[Task goal]: Rewrite the stretch of entries from the start through the line containing "header-15-59: 15-59岁 [288,117,400,159]", swapping every "value-cell" for "data-cell" and leaving everything else unchanged.

[Data excerpts]:
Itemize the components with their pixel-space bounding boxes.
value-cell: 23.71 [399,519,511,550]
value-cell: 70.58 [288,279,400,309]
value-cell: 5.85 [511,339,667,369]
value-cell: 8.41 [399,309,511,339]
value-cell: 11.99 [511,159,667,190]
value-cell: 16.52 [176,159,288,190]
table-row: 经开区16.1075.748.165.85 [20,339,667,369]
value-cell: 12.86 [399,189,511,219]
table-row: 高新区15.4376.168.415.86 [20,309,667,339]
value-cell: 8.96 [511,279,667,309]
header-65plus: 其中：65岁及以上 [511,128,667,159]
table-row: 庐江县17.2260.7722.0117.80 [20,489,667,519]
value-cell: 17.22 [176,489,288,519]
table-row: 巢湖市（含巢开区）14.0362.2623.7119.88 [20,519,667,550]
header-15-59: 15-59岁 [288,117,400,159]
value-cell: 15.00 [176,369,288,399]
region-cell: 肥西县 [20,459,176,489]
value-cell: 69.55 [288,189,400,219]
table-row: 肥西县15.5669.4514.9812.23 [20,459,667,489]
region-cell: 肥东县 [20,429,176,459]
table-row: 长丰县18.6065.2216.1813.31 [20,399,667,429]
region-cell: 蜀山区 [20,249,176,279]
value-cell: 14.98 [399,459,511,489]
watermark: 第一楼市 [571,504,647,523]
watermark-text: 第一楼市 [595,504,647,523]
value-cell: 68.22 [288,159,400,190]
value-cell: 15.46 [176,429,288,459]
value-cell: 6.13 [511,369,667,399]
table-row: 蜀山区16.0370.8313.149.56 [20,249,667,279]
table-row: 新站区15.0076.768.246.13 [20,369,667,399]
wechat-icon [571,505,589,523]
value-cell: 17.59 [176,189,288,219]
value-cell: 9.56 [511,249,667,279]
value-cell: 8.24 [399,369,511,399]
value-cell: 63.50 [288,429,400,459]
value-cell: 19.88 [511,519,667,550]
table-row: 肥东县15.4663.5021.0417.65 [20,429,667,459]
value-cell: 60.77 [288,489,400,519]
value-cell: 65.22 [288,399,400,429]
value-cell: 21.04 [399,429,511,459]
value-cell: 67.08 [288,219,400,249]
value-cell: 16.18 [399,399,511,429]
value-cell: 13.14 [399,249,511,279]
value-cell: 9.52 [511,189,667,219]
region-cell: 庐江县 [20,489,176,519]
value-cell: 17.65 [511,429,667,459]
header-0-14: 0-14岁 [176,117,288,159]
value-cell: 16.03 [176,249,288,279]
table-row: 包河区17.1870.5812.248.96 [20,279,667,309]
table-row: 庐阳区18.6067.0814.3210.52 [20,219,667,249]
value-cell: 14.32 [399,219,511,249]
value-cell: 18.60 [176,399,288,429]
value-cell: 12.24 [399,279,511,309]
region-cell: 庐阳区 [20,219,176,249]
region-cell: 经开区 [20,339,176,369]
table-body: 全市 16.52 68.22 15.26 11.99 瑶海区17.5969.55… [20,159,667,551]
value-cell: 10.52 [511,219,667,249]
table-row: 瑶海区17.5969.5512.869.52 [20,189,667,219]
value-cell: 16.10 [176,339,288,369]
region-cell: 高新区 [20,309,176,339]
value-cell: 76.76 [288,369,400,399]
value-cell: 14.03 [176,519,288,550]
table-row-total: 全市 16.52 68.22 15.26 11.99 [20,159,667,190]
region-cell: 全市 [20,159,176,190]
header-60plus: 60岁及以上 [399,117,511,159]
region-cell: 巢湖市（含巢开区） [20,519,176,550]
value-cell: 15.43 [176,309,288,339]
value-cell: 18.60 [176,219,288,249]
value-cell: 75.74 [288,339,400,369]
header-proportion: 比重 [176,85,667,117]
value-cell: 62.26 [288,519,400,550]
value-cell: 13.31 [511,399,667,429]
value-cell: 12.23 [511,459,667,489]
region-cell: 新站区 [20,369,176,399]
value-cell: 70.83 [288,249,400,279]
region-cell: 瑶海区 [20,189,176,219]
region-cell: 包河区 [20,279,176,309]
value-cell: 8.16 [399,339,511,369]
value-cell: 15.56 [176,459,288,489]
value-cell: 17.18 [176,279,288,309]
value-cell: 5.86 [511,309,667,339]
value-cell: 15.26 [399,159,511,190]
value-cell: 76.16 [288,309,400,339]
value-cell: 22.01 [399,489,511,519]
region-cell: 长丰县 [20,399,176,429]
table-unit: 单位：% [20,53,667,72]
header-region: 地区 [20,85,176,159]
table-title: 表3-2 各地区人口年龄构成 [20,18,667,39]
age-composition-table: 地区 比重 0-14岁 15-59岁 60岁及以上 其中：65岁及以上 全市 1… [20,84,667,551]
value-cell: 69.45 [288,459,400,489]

[Output]:
Itemize the components with their pixel-space bounding boxes.
data-cell: 23.71 [399,519,511,550]
data-cell: 70.58 [288,279,400,309]
data-cell: 5.85 [511,339,667,369]
data-cell: 8.41 [399,309,511,339]
data-cell: 11.99 [511,159,667,190]
data-cell: 16.52 [176,159,288,190]
table-row: 经开区16.1075.748.165.85 [20,339,667,369]
data-cell: 12.86 [399,189,511,219]
table-row: 高新区15.4376.168.415.86 [20,309,667,339]
data-cell: 8.96 [511,279,667,309]
header-65plus: 其中：65岁及以上 [511,128,667,159]
table-row: 庐江县17.2260.7722.0117.80 [20,489,667,519]
data-cell: 17.22 [176,489,288,519]
table-row: 巢湖市（含巢开区）14.0362.2623.7119.88 [20,519,667,550]
header-15-59: 15-59岁 [288,117,400,159]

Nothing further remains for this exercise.